* [The exercise]: For each line below that contains the string "seçin", copy that line.

[start Recorded information]

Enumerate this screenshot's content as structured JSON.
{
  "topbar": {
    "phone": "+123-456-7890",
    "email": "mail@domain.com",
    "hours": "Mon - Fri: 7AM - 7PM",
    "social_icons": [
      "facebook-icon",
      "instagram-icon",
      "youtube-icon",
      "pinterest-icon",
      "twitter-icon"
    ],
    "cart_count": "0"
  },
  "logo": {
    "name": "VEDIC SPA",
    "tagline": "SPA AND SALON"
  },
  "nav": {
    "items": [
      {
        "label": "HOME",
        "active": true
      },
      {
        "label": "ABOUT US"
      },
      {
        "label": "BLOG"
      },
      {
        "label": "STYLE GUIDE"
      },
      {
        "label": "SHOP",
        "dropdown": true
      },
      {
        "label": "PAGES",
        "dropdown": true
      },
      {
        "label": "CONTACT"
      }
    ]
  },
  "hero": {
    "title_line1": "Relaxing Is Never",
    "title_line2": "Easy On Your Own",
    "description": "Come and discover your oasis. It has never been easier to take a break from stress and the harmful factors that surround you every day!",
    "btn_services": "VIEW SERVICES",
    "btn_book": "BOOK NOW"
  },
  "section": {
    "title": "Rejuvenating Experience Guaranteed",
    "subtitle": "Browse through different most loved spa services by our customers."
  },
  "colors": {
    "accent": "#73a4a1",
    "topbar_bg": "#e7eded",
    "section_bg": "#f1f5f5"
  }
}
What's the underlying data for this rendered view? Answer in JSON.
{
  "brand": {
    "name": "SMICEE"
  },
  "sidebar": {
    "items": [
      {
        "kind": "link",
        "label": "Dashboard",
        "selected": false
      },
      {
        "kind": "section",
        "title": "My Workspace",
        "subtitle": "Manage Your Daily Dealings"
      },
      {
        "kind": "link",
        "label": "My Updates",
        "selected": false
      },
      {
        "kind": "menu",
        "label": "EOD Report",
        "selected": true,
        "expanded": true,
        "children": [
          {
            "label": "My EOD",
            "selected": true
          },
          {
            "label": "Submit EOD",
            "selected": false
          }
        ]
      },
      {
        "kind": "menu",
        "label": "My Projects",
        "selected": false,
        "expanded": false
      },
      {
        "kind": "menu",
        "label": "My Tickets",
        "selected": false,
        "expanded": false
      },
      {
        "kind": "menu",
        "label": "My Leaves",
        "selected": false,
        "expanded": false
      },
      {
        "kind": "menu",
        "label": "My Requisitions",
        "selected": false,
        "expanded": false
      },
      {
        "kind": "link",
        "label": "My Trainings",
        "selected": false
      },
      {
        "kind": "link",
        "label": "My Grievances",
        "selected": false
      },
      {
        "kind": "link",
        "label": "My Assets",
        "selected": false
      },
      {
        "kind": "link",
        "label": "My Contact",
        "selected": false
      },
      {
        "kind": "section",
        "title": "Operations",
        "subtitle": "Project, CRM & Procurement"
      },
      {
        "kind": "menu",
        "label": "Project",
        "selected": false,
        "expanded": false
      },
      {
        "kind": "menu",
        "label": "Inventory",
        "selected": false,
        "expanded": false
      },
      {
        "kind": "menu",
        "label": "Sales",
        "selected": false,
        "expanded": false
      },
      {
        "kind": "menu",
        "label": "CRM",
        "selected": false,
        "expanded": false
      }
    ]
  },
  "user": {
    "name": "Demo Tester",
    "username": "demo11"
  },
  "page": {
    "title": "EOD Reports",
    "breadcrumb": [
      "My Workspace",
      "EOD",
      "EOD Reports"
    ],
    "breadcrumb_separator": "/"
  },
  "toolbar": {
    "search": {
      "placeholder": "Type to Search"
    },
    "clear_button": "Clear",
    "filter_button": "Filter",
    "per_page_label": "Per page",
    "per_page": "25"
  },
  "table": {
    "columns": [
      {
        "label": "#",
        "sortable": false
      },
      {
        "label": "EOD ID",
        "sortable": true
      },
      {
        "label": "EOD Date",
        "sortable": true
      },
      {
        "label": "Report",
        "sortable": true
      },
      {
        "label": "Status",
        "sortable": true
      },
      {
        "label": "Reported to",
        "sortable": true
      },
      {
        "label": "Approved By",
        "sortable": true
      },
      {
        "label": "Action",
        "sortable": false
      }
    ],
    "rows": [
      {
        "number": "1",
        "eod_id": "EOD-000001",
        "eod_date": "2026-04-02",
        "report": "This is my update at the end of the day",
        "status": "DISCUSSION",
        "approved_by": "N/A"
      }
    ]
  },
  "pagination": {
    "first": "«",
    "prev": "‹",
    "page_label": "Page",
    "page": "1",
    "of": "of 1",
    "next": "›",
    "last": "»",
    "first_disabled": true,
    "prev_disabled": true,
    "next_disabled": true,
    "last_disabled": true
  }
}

[end Recorded information]
[start Recorded information]

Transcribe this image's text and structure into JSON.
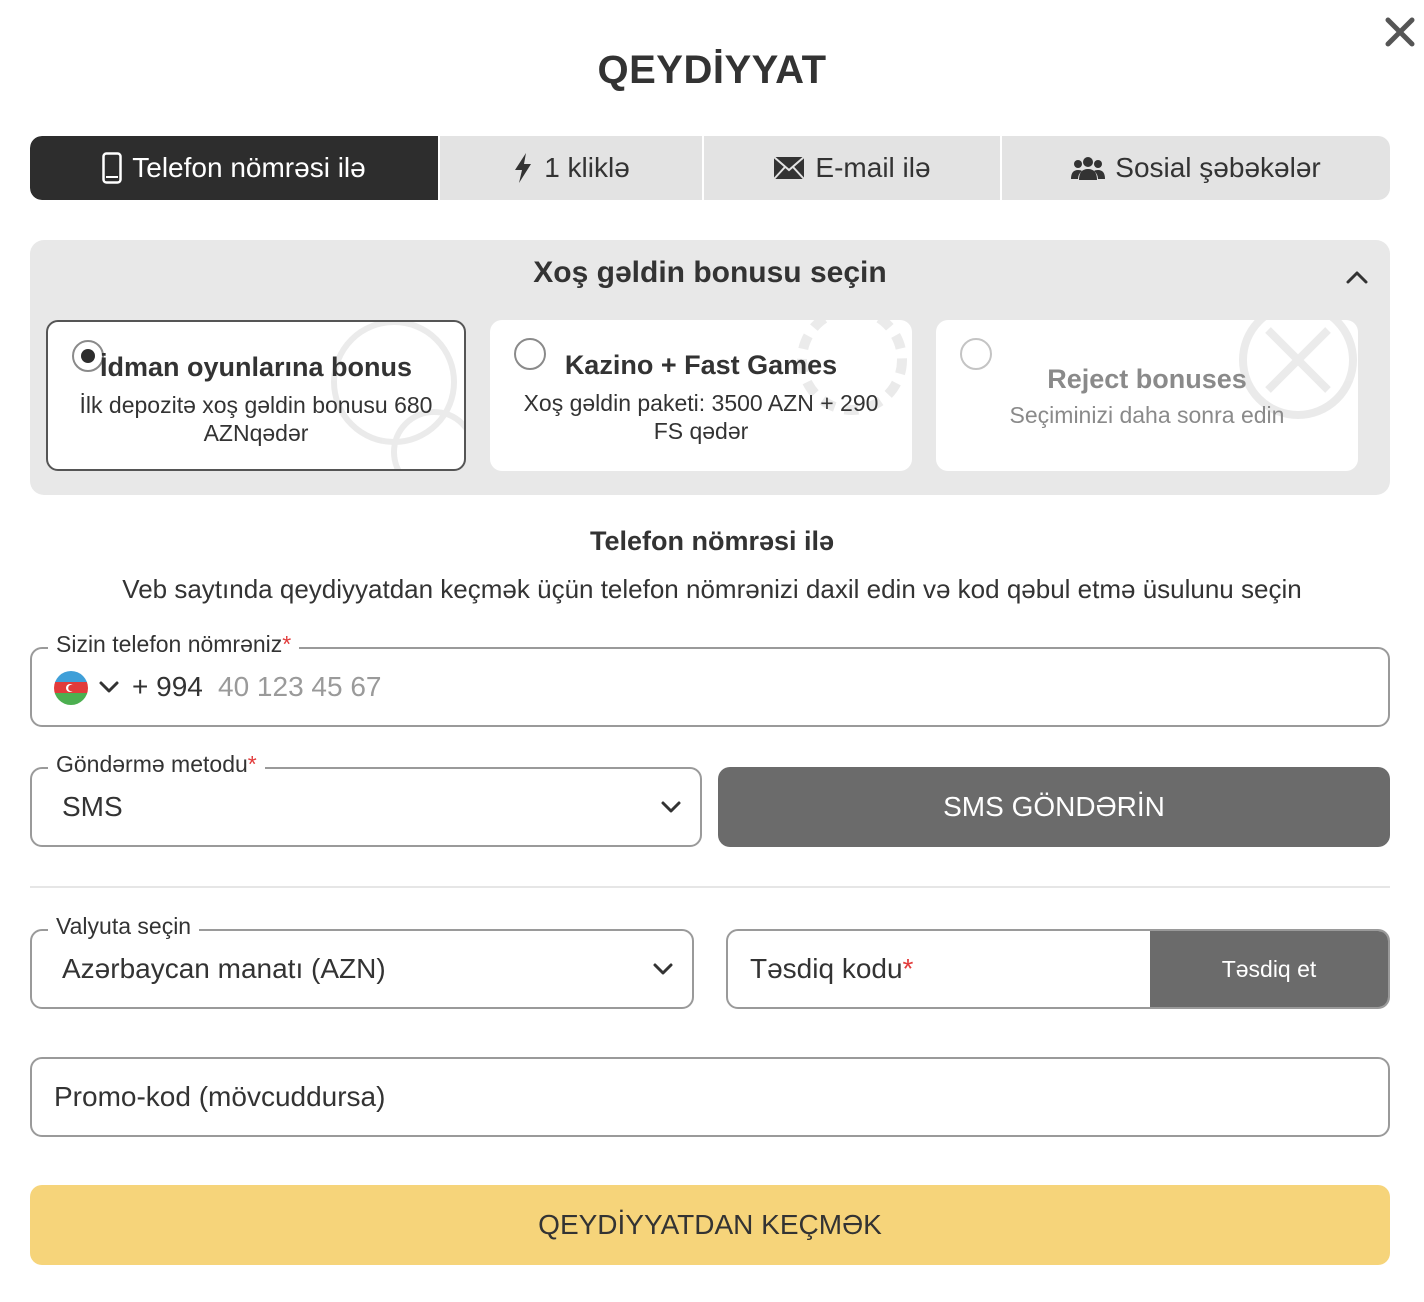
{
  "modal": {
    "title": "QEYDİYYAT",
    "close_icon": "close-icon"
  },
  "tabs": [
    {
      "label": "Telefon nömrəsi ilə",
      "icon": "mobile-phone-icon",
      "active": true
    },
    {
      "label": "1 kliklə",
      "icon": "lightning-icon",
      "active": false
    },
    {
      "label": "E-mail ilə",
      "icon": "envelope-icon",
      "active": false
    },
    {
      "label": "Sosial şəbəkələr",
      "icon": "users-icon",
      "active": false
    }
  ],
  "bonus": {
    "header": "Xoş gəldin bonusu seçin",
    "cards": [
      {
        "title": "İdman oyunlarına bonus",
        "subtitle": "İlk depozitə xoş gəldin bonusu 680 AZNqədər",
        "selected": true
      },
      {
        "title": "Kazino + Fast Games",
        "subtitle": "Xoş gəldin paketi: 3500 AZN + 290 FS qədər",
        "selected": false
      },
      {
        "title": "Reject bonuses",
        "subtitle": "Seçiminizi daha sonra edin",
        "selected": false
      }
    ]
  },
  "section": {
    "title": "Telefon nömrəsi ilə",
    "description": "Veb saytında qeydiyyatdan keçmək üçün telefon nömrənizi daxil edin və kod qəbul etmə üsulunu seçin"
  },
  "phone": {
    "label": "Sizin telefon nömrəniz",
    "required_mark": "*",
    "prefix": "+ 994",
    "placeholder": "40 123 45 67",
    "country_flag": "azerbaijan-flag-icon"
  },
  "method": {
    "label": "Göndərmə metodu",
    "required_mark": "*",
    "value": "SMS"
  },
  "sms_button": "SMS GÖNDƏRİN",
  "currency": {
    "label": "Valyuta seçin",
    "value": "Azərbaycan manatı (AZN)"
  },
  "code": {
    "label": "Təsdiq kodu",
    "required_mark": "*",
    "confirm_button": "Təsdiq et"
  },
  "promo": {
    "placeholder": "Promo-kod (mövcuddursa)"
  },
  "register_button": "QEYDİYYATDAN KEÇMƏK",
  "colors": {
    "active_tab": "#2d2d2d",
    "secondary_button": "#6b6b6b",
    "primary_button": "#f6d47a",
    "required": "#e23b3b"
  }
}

[end Recorded information]

* [Solution to the exercise]:
    "header": "Xoş gəldin bonusu seçin",
    "description": "Veb saytında qeydiyyatdan keçmək üçün telefon nömrənizi daxil edin və kod qəbul etmə üsulunu seçin"
    "label": "Valyuta seçin",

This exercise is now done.